Solution Implementation

Time and Space Complexity

Time Complexity: O(n²) where n is the number of nodes in the binary tree.

The algorithm performs a depth-first search (DFS) traversal visiting each node exactly once, which takes O(n) time. However, at each leaf node where the path sum equals the target, we create a copy of the current path using t[:]. In the worst case, the tree could be a complete binary tree where every root-to-leaf path has the same sum as the target. For a complete binary tree with n nodes, there are approximately n/2 leaf nodes, and the height is O(log n). Each path copy operation takes O(log n) time since that's the length of the path. Therefore, the worst-case time complexity is O(n) for traversal plus O((n/2) * log n) for copying paths, which simplifies to O(n log n).

However, considering a skewed tree (like a linked list) where all nodes form a single path, if this path sums to the target, copying this path would take O(n) time. With only one such path, the total time would be O(n). But in a more pathological case where we need to consider all possible paths and their prefixes in certain tree configurations, the time complexity can reach O(n²).

Space Complexity: O(n)

The space complexity consists of:

• The recursion call stack, which in the worst case (skewed tree) can go as deep as O(n)
• The temporary path list t which stores at most O(n) elements in the worst case (skewed tree)
• The output list ans which stores all valid paths, but this is not counted as auxiliary space since it's part of the required output

Therefore, the overall space complexity is O(n).

Common Pitfalls

1. Forgetting to Create a Copy of the Path

One of the most common mistakes is adding the current path directly to the result list without creating a copy:

Incorrect Code:

if node.left is None and node.right is None and current_sum == targetSum:
    result.append(current_path)  # WRONG! This adds a reference, not a copy

Why This Fails: Since current_path is a mutable list that gets modified during backtracking, all references in result will point to the same list object. After the DFS completes, result will contain multiple references to an empty list.

Correct Solution:

if node.left is None and node.right is None and current_sum == targetSum:
    result.append(current_path[:])  # Creates a shallow copy
    # Or alternatively: result.append(list(current_path))

2. Incorrect Leaf Node Detection

Another frequent error is incorrectly identifying leaf nodes by checking only one child:

Incorrect Code:

# Wrong: This might include paths to internal nodes
if node.left is None or node.right is None:  # WRONG! Uses OR instead of AND
    if current_sum == targetSum:
        result.append(current_path[:])

Why This Fails: A node with only one child is not a leaf node. Using OR would incorrectly include paths that end at internal nodes with one child.

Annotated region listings
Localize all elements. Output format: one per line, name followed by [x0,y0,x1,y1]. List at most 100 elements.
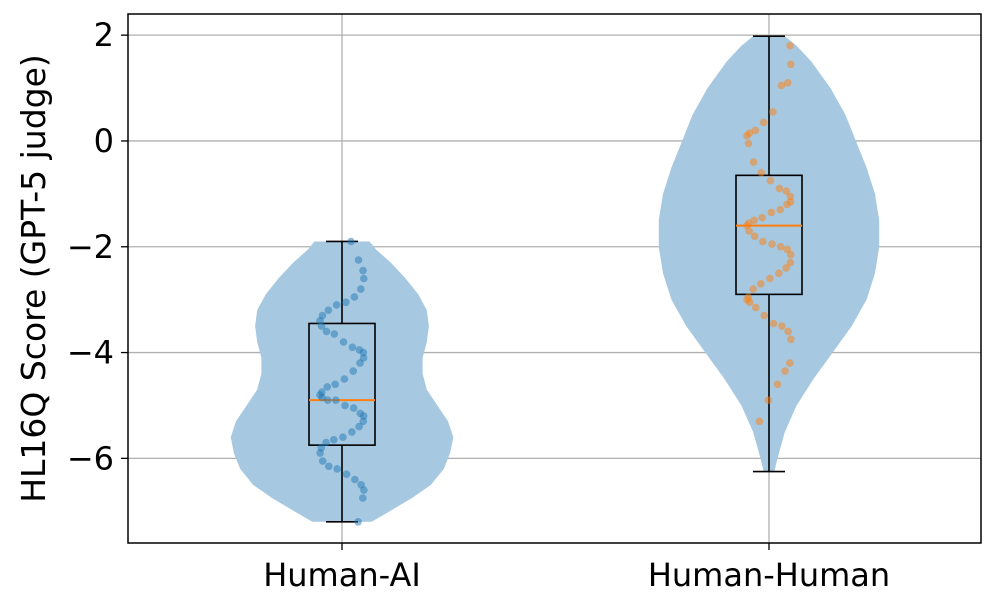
data-point [769,319,778,328]
y-axis-ticks: 2 0 −2 −4 −6 [67,16,128,477]
data-point [322,438,330,447]
data-point [751,126,760,135]
data-point [786,359,794,367]
data-point [777,81,786,90]
data-point [350,293,359,301]
data-point [755,417,764,426]
data-point [342,298,350,307]
data-point [766,176,775,185]
data-point [764,396,773,405]
data-point [317,322,326,330]
y-tick-label: −4 [67,334,114,372]
data-point [359,266,367,275]
data-point [786,258,795,267]
data-point [782,187,791,195]
y-axis-title: HL16Q Score (GPT-5 judge) [14,54,53,503]
data-point [749,158,758,166]
data-point [766,274,774,283]
data-point [752,303,760,312]
data-point [775,184,784,193]
data-point [784,79,792,87]
data-point [759,118,768,127]
iqr-box [735,174,803,296]
data-point [745,227,753,235]
data-point [749,285,757,293]
data-point [781,367,789,375]
data-point [339,433,347,442]
data-point [786,250,795,259]
violin-2 [658,36,880,472]
data-point [324,306,333,315]
data-point [359,494,367,502]
data-point [341,401,349,410]
data-point [359,348,368,357]
data-point [757,280,765,288]
data-point [331,380,340,389]
data-point [349,367,358,375]
data-point [330,330,339,338]
data-point [360,274,368,283]
data-point [357,285,365,293]
data-point [355,422,363,431]
scatter-points [316,41,795,526]
data-point [757,168,766,177]
data-point [767,208,776,217]
data-point [347,237,355,246]
data-point [775,269,783,278]
x-tick-label: Human-Human [648,556,890,594]
x-tick-label: Human-AI [263,556,421,594]
data-point [784,327,792,336]
data-point [750,232,759,240]
data-point [759,237,767,246]
data-point [323,396,332,405]
data-point [773,380,782,389]
data-point [351,475,359,484]
plot-frame [127,13,982,544]
data-point [787,335,795,344]
data-point [322,327,331,336]
data-point [356,359,364,367]
data-point [776,205,784,214]
data-point [745,298,754,307]
data-point [348,343,357,352]
data-point [316,449,324,457]
y-tick-label: 2 [94,16,114,54]
data-point [330,436,338,444]
y-tick-label: 0 [94,122,114,160]
data-point [787,60,795,69]
data-point [342,470,351,479]
data-point [354,256,363,264]
data-point [360,486,368,494]
data-point [323,383,332,391]
boxplots [308,35,803,523]
data-point [778,322,786,330]
data-point [318,457,327,465]
data-point [359,417,368,426]
data-point [348,428,356,436]
data-point [339,338,348,346]
x-axis-ticks: Human-AI Human-Human [263,543,890,594]
data-point [332,396,340,405]
violins [230,36,880,522]
data-point [782,264,790,272]
data-point [758,213,766,222]
y-tick-label: −6 [67,439,114,477]
data-point [783,200,791,209]
y-tick-label: −2 [67,228,114,266]
data-point [769,108,777,116]
data-point [786,41,794,50]
data-point [768,240,776,248]
data-point [743,131,751,140]
data-point [333,465,342,473]
iqr-box [308,322,376,446]
data-point [332,301,341,309]
data-point [776,243,785,251]
data-point [760,311,768,320]
data-point [744,139,753,148]
data-point [340,375,349,383]
data-point [354,518,362,526]
data-point [786,192,795,201]
data-point [325,462,333,471]
data-point [349,404,358,412]
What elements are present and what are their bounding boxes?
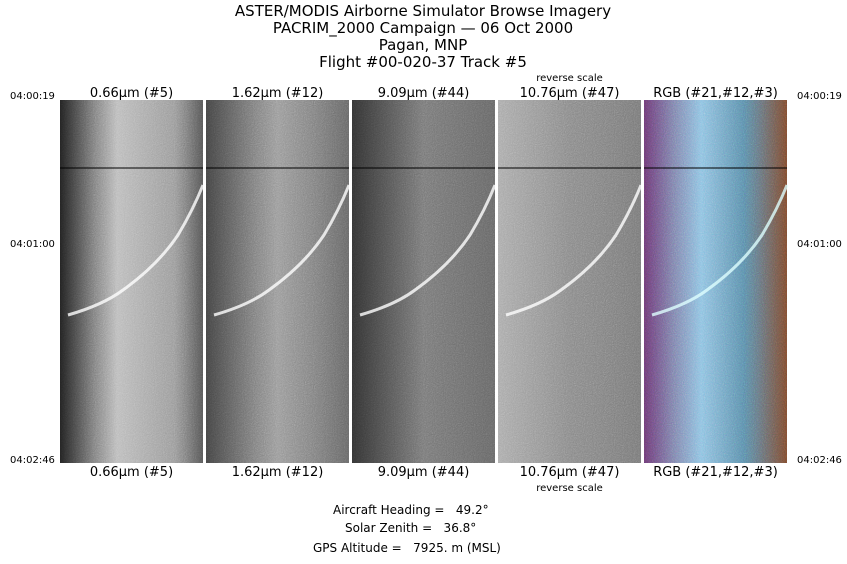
panel-label: 9.09μm (#44) — [378, 465, 470, 480]
coastline — [359, 184, 497, 317]
panel-noise — [644, 100, 787, 463]
title-line: Pagan, MNP — [379, 36, 468, 54]
panel-label: 0.66μm (#5) — [90, 86, 173, 101]
coastline — [651, 184, 789, 317]
time-label: 04:01:00 — [797, 239, 842, 250]
title: ASTER/MODIS Airborne Simulator Browse Im… — [235, 2, 611, 71]
coastline — [505, 184, 643, 317]
time-label: 04:02:46 — [10, 455, 55, 466]
footer: Aircraft Heading = 49.2° Solar Zenith = … — [313, 503, 501, 555]
panel-label: 0.66μm (#5) — [90, 465, 173, 480]
footer-line: Aircraft Heading = 49.2° — [333, 503, 489, 517]
panel-noise — [352, 100, 495, 463]
time-label: 04:02:46 — [797, 455, 842, 466]
panel-label: 10.76μm (#47) — [520, 86, 620, 101]
panel-noise — [498, 100, 641, 463]
footer-line: GPS Altitude = 7925. m (MSL) — [313, 541, 501, 555]
panel-noise — [206, 100, 349, 463]
panel-label: RGB (#21,#12,#3) — [653, 465, 778, 480]
time-label: 04:00:19 — [10, 91, 55, 102]
panel-note: reverse scale — [536, 483, 603, 494]
panel-label: 1.62μm (#12) — [232, 465, 324, 480]
panel-label: 1.62μm (#12) — [232, 86, 324, 101]
panel-label: RGB (#21,#12,#3) — [653, 86, 778, 101]
panel-label: 10.76μm (#47) — [520, 465, 620, 480]
title-line: Flight #00-020-37 Track #5 — [319, 53, 527, 71]
panel-note: reverse scale — [536, 73, 603, 84]
time-label: 04:01:00 — [10, 239, 55, 250]
panel-label: 9.09μm (#44) — [378, 86, 470, 101]
coastline — [67, 184, 205, 317]
footer-line: Solar Zenith = 36.8° — [345, 521, 476, 535]
panels: 0.66μm (#5) 0.66μm (#5) 1.62μm (#12) 1.62μm… — [10, 73, 842, 494]
title-line: PACRIM_2000 Campaign — 06 Oct 2000 — [273, 19, 573, 38]
title-line: ASTER/MODIS Airborne Simulator Browse Im… — [235, 2, 611, 20]
coastline — [213, 184, 351, 317]
panel-noise — [60, 100, 203, 463]
time-label: 04:00:19 — [797, 91, 842, 102]
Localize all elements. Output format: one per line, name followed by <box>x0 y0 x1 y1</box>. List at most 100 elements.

Required actions:
(1) What overall space complexity does the path-sum excerpt state?
(2) Retype the path-sum excerpt from "1. Forgetting to" to "an empty list.".
(3) Continue the path-sum excerpt from its last sentence.
These entries have no connection to the path-sum excerpt.

Results of the tasks:
(1) O(n)

(2)
1. Forgetting to Create a Copy of the Path

One of the most common mistakes is adding the current path directly to the result list without creating a copy:

Incorrect Code:

if node.left is None and node.right is None and current_sum == targetSum:
    result.append(current_path)  # WRONG! This adds a reference, not a copy

Why This Fails: Since current_path is a mutable list that gets modified during backtracking, all references in result will point to the same list object. After the DFS completes, result will contain multiple references to an empty list.

(3)
Correct Solution:

# A leaf node has no children (both left and right are None)
if node.left is None and node.right is None:
    if current_sum == targetSum:
        result.append(current_path[:])

3. Forgetting to Backtrack

Missing the backtracking step will cause the path to accumulate nodes incorrectly:

Incorrect Code:

def dfs(node, current_sum):
    if node is None:
        return
  
    current_sum += node.val
    current_path.append(node.val)
  
    if node.left is None and node.right is None and current_sum == targetSum:
        result.append(current_path[:])
  
    dfs(node.left, current_sum)
    dfs(node.right, current_sum)
    # MISSING: current_path.pop()  # Forgot to backtrack!

Why This Fails: Without removing the current node from the path after exploring its subtrees, the path will incorrectly contain nodes from previously explored branches, leading to wrong paths in the result.

Correct Solution: Always include the backtracking step after recursive calls:

dfs(node.left, current_sum)
dfs(node.right, current_sum)
current_path.pop()  # Essential backtracking step

4. Modifying the Sum Variable Incorrectly

Using the augmented assignment operator for the sum in the wrong scope:

Incorrect Code:

def dfs(node):
    if node is None:
        return
  
    nonlocal current_sum  # If current_sum is defined outside
    current_sum += node.val  # WRONG! Modifies the shared sum
    current_path.append(node.val)
  
    # ... rest of the code
  
    current_sum -= node.val  # Need to manually restore

Why This Fails: If current_sum is a shared variable, modifying it directly requires manual restoration, making the code error-prone and harder to maintain.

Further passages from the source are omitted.